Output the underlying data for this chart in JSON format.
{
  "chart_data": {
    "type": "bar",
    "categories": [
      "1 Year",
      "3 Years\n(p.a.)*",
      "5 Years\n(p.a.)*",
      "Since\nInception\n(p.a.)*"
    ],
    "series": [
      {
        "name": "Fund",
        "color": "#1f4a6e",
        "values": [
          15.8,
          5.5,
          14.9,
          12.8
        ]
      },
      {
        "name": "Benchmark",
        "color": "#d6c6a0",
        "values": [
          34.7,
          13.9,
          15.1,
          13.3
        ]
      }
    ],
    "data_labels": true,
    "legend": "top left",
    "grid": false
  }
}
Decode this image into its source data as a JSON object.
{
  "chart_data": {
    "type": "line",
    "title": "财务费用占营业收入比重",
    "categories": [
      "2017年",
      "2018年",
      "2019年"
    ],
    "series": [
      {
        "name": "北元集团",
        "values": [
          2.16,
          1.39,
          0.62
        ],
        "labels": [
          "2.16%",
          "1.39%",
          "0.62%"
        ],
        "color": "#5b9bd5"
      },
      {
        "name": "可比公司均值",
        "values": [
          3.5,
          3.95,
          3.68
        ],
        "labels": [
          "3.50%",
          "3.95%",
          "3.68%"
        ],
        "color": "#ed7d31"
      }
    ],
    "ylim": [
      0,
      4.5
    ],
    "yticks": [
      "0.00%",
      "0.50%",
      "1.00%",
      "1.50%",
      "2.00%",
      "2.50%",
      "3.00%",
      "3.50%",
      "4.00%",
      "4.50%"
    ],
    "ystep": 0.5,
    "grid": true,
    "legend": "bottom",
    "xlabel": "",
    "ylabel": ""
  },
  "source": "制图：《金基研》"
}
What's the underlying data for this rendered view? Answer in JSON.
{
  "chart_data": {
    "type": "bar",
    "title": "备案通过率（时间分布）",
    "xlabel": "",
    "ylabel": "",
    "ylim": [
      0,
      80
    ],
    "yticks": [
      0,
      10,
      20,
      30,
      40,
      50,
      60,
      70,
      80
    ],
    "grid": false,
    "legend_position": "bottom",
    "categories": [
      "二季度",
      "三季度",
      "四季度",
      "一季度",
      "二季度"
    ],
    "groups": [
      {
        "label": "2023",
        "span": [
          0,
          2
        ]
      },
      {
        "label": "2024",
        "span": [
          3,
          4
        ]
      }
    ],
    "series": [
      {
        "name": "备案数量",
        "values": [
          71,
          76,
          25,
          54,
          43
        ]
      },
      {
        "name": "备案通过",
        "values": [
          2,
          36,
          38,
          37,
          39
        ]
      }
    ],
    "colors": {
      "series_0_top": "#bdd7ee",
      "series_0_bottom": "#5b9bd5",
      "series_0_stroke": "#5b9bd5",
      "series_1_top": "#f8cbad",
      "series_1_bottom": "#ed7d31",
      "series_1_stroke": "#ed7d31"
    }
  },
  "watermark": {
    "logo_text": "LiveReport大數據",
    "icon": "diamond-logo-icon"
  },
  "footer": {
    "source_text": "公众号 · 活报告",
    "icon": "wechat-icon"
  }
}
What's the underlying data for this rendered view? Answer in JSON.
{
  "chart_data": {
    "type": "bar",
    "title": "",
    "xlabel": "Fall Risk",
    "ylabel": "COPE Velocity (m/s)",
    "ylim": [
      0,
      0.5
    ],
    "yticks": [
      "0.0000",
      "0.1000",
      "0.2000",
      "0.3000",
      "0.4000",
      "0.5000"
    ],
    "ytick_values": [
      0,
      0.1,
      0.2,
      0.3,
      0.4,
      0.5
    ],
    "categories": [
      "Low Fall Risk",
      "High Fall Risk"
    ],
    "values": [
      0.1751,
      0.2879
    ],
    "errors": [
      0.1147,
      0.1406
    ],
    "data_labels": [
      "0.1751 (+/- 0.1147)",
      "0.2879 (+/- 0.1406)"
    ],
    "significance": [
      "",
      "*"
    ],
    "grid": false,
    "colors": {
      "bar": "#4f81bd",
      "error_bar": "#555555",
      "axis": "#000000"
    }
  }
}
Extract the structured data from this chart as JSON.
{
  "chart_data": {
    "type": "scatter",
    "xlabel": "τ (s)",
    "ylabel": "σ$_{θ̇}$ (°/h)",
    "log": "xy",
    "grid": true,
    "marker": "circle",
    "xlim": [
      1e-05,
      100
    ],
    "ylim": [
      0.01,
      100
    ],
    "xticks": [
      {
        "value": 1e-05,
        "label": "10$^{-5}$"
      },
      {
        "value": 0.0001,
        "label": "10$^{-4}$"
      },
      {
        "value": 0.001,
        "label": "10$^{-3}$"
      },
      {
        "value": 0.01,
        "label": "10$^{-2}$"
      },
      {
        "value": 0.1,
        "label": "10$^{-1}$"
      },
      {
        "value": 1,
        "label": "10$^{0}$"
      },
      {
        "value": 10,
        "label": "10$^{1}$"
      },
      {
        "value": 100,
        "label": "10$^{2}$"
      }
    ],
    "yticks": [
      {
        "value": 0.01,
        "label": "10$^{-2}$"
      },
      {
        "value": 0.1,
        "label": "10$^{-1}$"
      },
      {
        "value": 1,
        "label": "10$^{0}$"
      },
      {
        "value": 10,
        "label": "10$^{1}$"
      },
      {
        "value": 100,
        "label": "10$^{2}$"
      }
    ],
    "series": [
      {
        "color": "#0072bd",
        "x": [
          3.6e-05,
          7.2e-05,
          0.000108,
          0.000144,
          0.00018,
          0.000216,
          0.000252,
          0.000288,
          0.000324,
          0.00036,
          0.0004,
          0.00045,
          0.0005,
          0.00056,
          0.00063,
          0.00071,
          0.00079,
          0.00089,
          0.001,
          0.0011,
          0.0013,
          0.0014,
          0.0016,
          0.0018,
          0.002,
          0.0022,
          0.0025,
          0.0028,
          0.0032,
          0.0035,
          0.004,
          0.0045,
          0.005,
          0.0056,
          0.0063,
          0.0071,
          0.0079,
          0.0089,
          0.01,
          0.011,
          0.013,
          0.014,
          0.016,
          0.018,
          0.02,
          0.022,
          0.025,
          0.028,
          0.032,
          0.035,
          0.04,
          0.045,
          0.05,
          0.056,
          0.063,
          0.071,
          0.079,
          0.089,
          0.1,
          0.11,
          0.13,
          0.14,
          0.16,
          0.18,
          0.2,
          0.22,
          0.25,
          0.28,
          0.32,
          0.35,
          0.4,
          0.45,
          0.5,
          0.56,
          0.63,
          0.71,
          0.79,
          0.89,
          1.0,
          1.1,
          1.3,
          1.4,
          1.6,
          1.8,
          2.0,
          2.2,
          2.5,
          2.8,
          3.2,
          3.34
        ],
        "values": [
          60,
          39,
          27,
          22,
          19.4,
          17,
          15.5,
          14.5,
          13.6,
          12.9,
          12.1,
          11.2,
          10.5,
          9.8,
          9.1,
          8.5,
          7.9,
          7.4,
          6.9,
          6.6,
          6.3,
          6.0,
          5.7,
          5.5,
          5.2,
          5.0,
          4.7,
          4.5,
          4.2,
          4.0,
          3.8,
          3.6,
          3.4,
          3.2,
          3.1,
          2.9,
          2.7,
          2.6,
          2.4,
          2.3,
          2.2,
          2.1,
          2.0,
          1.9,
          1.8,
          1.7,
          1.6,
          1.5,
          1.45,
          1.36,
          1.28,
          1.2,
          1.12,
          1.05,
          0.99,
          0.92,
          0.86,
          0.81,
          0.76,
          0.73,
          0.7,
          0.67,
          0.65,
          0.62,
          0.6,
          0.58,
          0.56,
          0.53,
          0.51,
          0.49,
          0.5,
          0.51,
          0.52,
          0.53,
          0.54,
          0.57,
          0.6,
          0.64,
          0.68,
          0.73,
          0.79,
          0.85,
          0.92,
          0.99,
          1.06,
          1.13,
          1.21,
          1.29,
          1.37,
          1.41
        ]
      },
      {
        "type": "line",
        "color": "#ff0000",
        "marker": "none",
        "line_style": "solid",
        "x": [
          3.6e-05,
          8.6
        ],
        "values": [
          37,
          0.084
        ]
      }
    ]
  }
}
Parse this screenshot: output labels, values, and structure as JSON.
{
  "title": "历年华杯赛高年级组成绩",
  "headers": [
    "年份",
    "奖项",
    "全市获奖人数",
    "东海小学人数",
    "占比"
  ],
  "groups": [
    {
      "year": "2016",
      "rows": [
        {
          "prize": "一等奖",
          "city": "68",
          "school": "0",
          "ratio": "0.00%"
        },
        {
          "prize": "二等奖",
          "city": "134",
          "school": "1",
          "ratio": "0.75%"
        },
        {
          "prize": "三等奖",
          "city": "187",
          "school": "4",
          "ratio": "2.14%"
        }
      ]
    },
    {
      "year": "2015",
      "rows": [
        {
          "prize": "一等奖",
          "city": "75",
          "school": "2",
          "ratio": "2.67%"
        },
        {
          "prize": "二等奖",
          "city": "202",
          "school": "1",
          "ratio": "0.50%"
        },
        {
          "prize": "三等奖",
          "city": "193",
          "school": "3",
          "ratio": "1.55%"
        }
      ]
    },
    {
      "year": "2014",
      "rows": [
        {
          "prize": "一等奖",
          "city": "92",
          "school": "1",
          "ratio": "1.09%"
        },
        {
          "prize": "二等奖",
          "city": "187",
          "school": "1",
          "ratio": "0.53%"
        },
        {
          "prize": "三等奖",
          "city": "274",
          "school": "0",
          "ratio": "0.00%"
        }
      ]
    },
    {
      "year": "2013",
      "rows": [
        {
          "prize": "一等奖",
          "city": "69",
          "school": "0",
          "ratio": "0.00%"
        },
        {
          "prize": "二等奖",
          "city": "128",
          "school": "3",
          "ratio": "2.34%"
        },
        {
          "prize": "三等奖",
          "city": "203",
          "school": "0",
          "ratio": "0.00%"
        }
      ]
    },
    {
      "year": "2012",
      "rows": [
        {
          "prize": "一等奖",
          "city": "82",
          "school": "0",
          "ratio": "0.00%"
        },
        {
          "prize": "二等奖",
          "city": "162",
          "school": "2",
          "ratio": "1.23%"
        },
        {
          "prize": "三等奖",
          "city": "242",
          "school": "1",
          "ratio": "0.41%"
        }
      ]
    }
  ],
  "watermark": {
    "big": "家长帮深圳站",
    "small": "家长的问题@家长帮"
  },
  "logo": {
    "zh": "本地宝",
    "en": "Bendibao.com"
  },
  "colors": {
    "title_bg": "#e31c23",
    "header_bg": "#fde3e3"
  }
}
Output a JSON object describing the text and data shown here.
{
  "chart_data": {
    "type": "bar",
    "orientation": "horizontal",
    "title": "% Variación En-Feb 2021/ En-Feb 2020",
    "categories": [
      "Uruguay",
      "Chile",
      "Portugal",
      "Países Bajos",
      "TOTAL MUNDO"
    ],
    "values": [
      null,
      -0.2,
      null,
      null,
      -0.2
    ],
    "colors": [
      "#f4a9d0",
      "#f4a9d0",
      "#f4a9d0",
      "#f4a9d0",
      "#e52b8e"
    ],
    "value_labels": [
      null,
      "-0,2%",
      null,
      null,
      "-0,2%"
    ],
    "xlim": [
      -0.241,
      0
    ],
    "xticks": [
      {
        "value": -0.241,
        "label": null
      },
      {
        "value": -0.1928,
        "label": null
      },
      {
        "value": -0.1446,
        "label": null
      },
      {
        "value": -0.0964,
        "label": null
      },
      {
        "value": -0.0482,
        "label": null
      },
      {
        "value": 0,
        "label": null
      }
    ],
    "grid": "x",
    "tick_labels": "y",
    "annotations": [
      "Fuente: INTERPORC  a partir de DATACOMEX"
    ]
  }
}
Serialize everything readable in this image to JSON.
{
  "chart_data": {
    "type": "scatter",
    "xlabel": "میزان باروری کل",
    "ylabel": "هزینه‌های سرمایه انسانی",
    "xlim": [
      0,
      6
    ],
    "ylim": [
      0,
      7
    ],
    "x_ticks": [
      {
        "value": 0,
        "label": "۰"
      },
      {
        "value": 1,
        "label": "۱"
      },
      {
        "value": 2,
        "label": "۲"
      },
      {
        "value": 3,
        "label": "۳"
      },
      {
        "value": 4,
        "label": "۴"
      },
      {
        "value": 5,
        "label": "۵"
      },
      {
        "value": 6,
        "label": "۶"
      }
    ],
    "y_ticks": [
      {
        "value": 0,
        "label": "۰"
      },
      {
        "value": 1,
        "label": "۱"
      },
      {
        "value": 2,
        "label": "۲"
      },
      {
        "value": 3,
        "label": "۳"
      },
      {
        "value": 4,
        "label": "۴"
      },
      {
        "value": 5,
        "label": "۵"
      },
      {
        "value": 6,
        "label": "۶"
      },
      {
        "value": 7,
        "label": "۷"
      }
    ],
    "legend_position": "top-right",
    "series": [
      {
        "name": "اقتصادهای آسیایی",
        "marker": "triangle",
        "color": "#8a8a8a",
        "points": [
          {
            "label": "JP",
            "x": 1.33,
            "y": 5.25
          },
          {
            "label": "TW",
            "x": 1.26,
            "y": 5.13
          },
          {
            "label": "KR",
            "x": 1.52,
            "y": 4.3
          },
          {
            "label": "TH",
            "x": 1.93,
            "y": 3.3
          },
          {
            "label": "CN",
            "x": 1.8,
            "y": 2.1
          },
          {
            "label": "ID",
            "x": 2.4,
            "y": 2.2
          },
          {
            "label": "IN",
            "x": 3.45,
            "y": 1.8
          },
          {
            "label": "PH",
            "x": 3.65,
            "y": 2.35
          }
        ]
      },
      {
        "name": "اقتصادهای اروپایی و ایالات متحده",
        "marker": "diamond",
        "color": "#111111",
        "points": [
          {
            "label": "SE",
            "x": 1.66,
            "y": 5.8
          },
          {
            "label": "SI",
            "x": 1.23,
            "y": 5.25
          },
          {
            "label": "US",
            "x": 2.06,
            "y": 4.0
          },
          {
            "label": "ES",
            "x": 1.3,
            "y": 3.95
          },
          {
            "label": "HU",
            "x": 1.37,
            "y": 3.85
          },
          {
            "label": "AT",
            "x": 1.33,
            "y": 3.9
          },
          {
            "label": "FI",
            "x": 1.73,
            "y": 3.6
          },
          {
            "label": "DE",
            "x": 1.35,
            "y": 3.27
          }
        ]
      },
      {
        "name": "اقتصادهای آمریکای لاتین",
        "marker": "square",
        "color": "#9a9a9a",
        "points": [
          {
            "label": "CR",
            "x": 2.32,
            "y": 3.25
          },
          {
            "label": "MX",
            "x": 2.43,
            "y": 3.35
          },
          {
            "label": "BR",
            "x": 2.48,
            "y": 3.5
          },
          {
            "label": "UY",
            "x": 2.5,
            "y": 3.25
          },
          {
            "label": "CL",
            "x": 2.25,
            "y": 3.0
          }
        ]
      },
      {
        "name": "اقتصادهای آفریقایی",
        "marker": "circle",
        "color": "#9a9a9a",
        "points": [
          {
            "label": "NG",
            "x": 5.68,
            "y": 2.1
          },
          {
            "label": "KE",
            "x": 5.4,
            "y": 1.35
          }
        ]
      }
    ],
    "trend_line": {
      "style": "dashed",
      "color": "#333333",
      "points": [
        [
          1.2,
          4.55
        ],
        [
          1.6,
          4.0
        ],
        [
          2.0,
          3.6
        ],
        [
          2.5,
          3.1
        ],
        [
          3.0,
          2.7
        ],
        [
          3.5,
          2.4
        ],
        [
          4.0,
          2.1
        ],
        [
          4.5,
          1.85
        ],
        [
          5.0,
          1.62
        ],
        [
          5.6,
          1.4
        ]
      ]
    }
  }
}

PROBLEM.
Find the lines above that include the string "JSON" and copy them.

SOLUTION TO THIS TASK.
Output the underlying data for this chart in JSON format.
Decode this image into its source data as a JSON object.
What's the underlying data for this rendered view? Answer in JSON.
What's the underlying data for this rendered view? Answer in JSON.
Extract the structured data from this chart as JSON.
Parse this screenshot: output labels, values, and structure as JSON.
Output a JSON object describing the text and data shown here.
Serialize everything readable in this image to JSON.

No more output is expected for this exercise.